Exercise objective> Return each line of the data below exactly, omitting any pictures.
══════════
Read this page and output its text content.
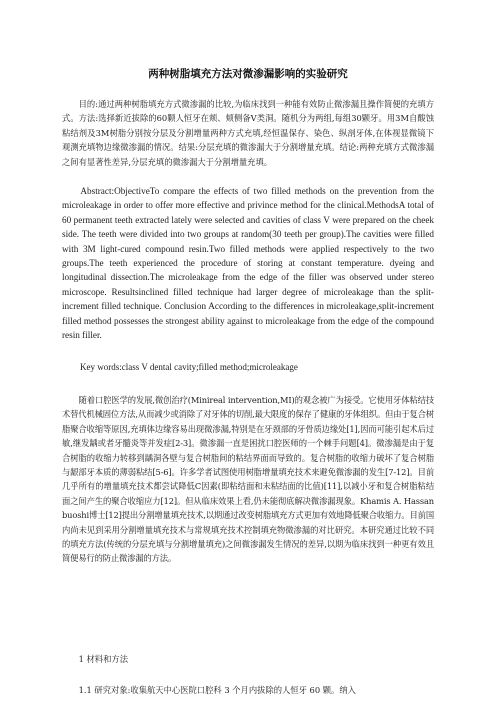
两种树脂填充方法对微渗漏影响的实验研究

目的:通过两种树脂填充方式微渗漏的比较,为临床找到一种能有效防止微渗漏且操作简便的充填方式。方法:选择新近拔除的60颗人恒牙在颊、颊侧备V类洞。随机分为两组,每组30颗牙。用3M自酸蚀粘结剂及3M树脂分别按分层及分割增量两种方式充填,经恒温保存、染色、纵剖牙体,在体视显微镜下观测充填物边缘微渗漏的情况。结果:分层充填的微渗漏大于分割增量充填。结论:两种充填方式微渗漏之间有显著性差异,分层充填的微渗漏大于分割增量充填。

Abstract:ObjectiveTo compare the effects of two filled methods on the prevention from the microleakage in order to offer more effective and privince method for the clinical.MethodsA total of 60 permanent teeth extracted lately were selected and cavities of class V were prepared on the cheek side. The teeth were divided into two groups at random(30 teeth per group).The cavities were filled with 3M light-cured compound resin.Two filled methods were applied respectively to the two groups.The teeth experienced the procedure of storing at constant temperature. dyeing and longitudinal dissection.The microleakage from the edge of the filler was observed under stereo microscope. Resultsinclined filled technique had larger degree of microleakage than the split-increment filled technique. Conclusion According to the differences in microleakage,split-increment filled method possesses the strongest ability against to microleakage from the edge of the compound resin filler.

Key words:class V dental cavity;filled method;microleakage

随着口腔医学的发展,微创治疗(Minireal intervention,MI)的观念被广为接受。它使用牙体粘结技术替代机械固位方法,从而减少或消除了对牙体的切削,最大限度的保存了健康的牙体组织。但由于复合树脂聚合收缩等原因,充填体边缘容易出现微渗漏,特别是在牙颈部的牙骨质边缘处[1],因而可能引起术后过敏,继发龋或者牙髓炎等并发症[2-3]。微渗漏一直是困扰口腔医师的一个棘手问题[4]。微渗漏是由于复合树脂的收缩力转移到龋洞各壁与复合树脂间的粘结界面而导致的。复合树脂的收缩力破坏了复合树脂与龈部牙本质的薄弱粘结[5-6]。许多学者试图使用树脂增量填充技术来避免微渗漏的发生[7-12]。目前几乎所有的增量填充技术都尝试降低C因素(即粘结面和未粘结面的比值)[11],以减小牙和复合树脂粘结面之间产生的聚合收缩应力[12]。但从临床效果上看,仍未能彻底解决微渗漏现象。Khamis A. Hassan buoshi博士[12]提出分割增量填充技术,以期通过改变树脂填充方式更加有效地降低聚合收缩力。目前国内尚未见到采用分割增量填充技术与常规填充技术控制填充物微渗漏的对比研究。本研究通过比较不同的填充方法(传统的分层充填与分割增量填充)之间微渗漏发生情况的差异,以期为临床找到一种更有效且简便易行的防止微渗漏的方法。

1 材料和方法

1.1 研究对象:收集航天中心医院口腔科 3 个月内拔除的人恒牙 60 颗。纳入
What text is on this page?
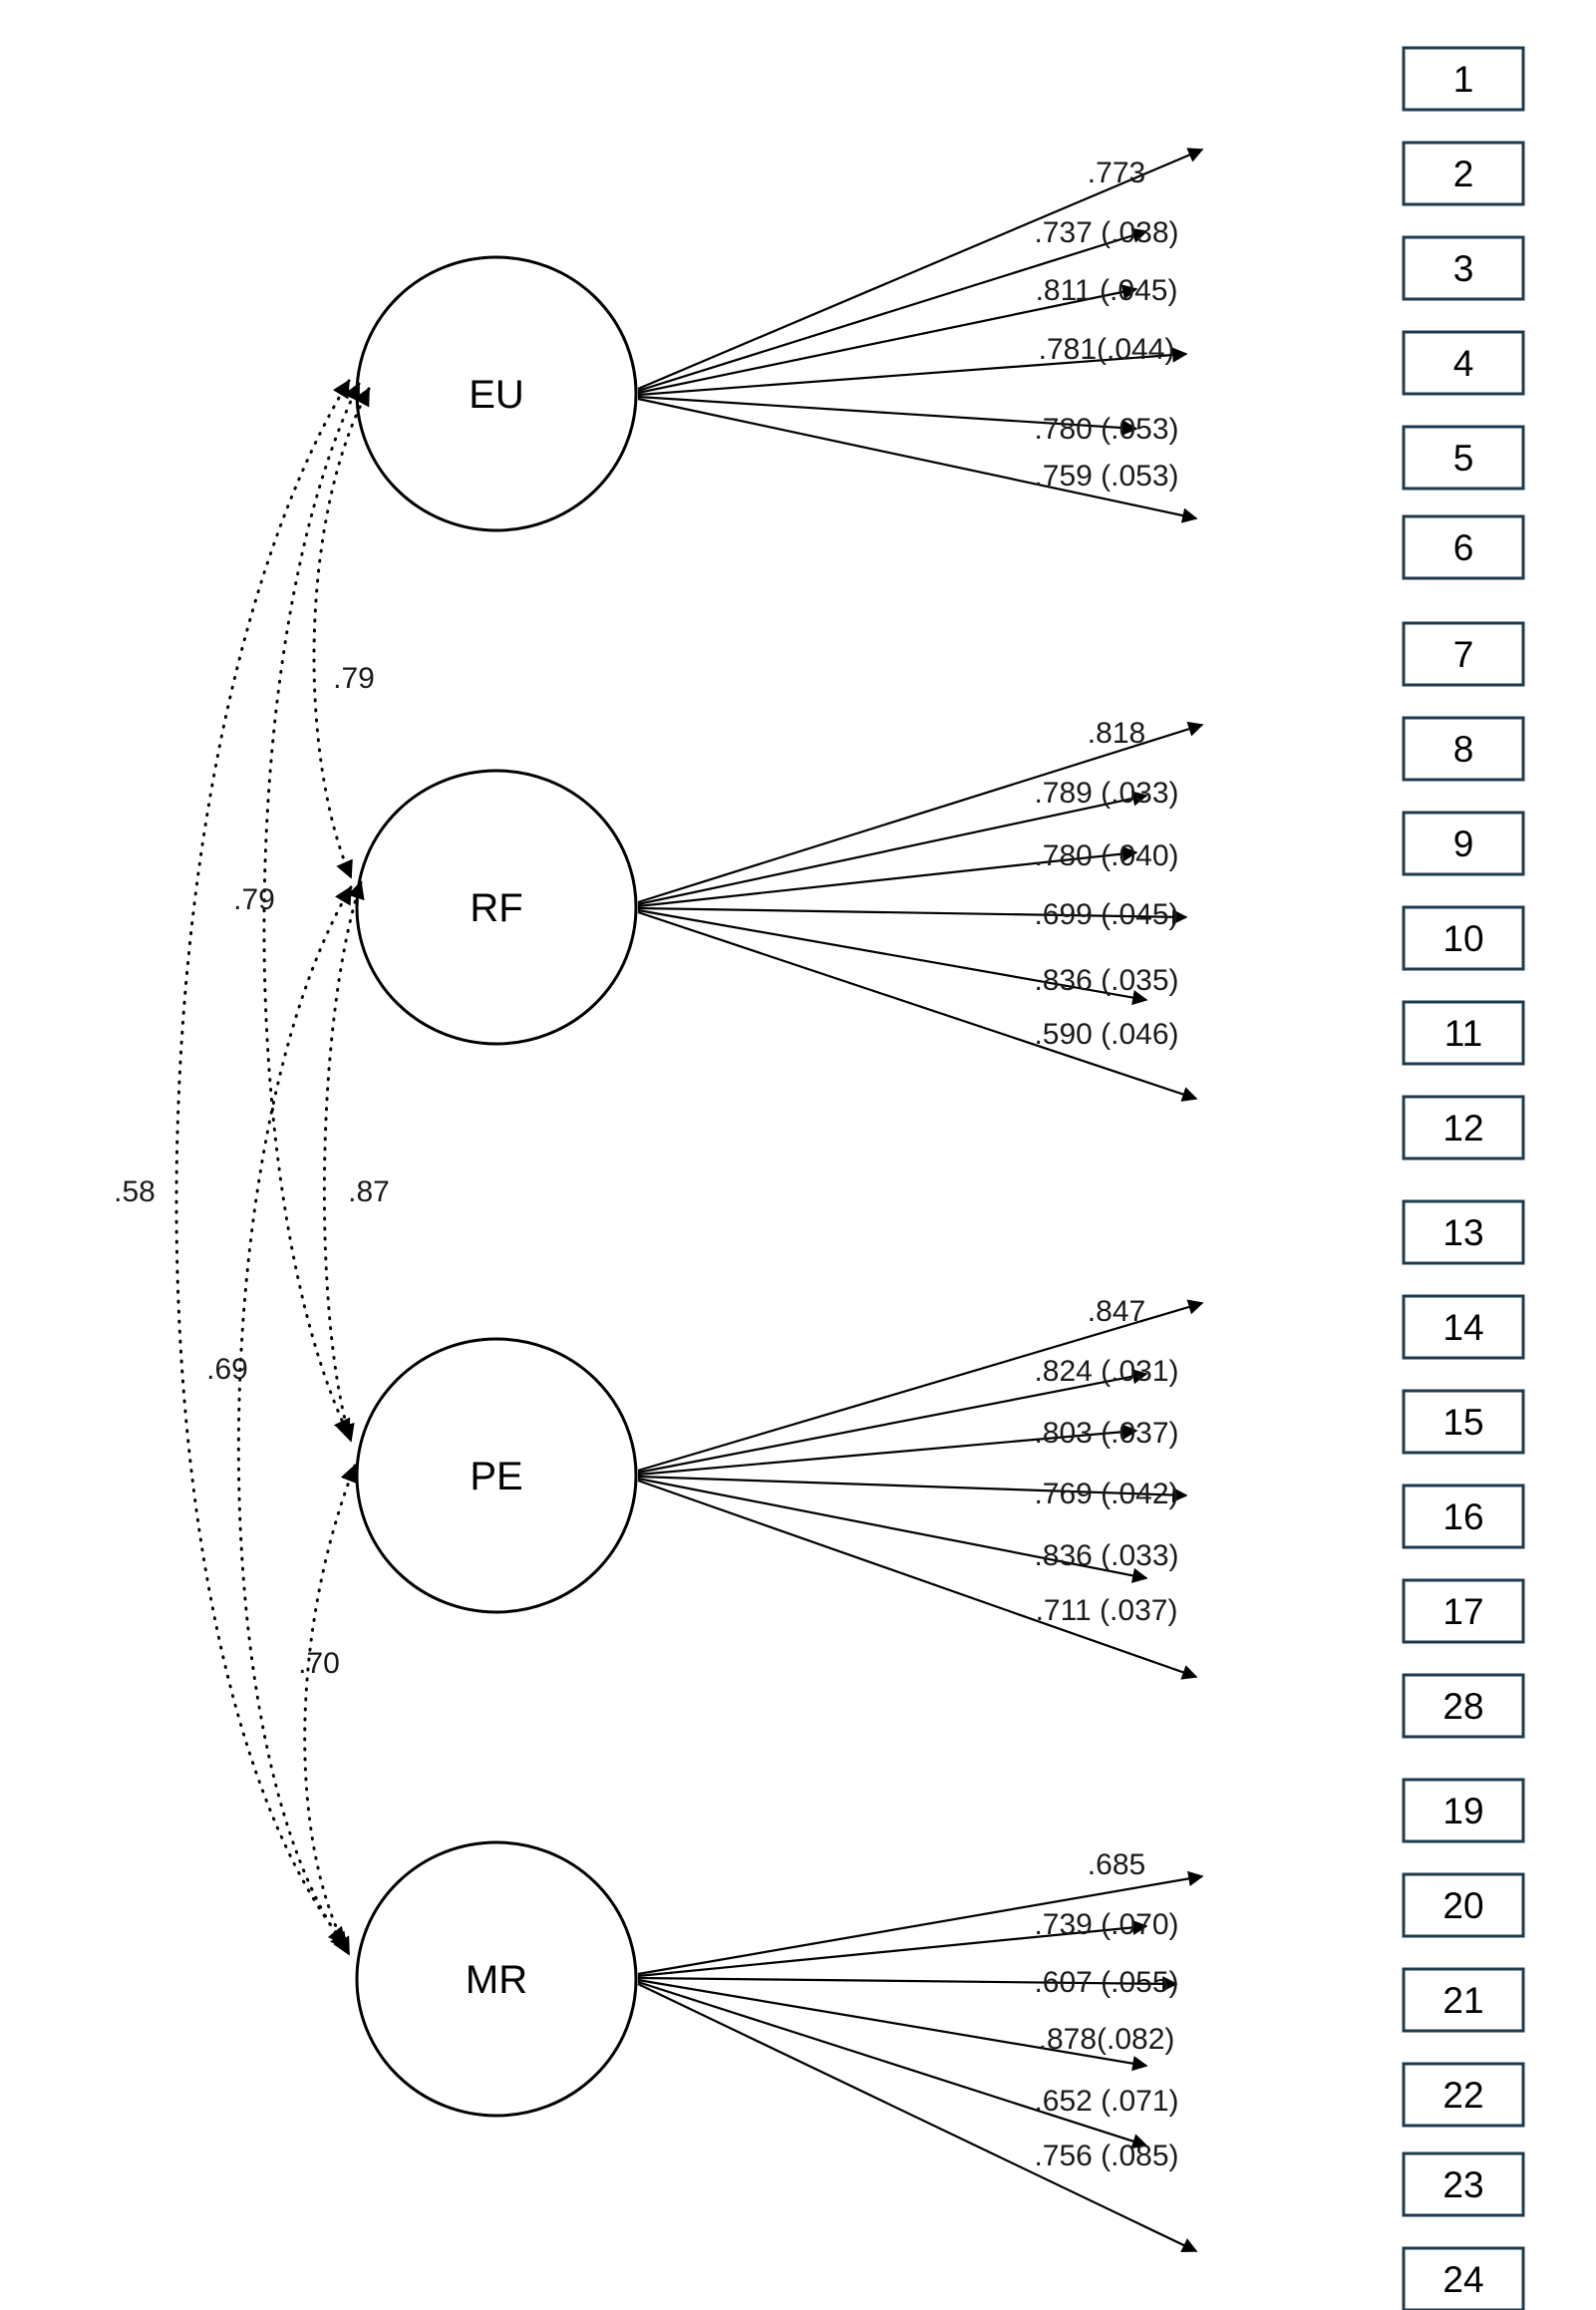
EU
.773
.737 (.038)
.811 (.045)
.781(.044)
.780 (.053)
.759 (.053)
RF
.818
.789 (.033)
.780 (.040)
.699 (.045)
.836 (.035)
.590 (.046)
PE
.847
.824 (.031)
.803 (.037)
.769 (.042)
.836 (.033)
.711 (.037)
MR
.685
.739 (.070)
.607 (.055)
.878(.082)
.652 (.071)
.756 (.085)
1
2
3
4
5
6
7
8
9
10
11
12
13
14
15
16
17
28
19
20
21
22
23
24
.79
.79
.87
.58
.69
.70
══════════
Response to this task>
Read this page and output its text content.
两种树脂填充方法对微渗漏影响的实验研究

目的:通过两种树脂填充方式微渗漏的比较,为临床找到一种能有效防止微渗漏且操作简便的充填方式。方法:选择新近拔除的60颗人恒牙在颊、颊侧备V类洞。随机分为两组,每组30颗牙。用3M自酸蚀粘结剂及3M树脂分别按分层及分割增量两种方式充填,经恒温保存、染色、纵剖牙体,在体视显微镜下观测充填物边缘微渗漏的情况。结果:分层充填的微渗漏大于分割增量充填。结论:两种充填方式微渗漏之间有显著性差异,分层充填的微渗漏大于分割增量充填。

Abstract:ObjectiveTo compare the effects of two filled methods on the prevention from the microleakage in order to offer more effective and privince method for the clinical.MethodsA total of 60 permanent teeth extracted lately were selected and cavities of class V were prepared on the cheek side. The teeth were divided into two groups at random(30 teeth per group).The cavities were filled with 3M light-cured compound resin.Two filled methods were applied respectively to the two groups.The teeth experienced the procedure of storing at constant temperature. dyeing and longitudinal dissection.The microleakage from the edge of the filler was observed under stereo microscope. Resultsinclined filled technique had larger degree of microleakage than the split-increment filled technique. Conclusion According to the differences in microleakage,split-increment filled method possesses the strongest ability against to microleakage from the edge of the compound resin filler.

Key words:class V dental cavity;filled method;microleakage

随着口腔医学的发展,微创治疗(Minireal intervention,MI)的观念被广为接受。它使用牙体粘结技术替代机械固位方法,从而减少或消除了对牙体的切削,最大限度的保存了健康的牙体组织。但由于复合树脂聚合收缩等原因,充填体边缘容易出现微渗漏,特别是在牙颈部的牙骨质边缘处[1],因而可能引起术后过敏,继发龋或者牙髓炎等并发症[2-3]。微渗漏一直是困扰口腔医师的一个棘手问题[4]。微渗漏是由于复合树脂的收缩力转移到龋洞各壁与复合树脂间的粘结界面而导致的。复合树脂的收缩力破坏了复合树脂与龈部牙本质的薄弱粘结[5-6]。许多学者试图使用树脂增量填充技术来避免微渗漏的发生[7-12]。目前几乎所有的增量填充技术都尝试降低C因素(即粘结面和未粘结面的比值)[11],以减小牙和复合树脂粘结面之间产生的聚合收缩应力[12]。但从临床效果上看,仍未能彻底解决微渗漏现象。Khamis A. Hassan buoshi博士[12]提出分割增量填充技术,以期通过改变树脂填充方式更加有效地降低聚合收缩力。目前国内尚未见到采用分割增量填充技术与常规填充技术控制填充物微渗漏的对比研究。本研究通过比较不同的填充方法(传统的分层充填与分割增量填充)之间微渗漏发生情况的差异,以期为临床找到一种更有效且简便易行的防止微渗漏的方法。

1 材料和方法

1.1 研究对象:收集航天中心医院口腔科 3 个月内拔除的人恒牙 60 颗。纳入
What text is on this page?
EU
.773
.737 (.038)
.811 (.045)
.781(.044)
.780 (.053)
.759 (.053)
RF
.818
.789 (.033)
.780 (.040)
.699 (.045)
.836 (.035)
.590 (.046)
PE
.847
.824 (.031)
.803 (.037)
.769 (.042)
.836 (.033)
.711 (.037)
MR
.685
.739 (.070)
.607 (.055)
.878(.082)
.652 (.071)
.756 (.085)
1
2
3
4
5
6
7
8
9
10
11
12
13
14
15
16
17
28
19
20
21
22
23
24
.79
.79
.87
.58
.69
.70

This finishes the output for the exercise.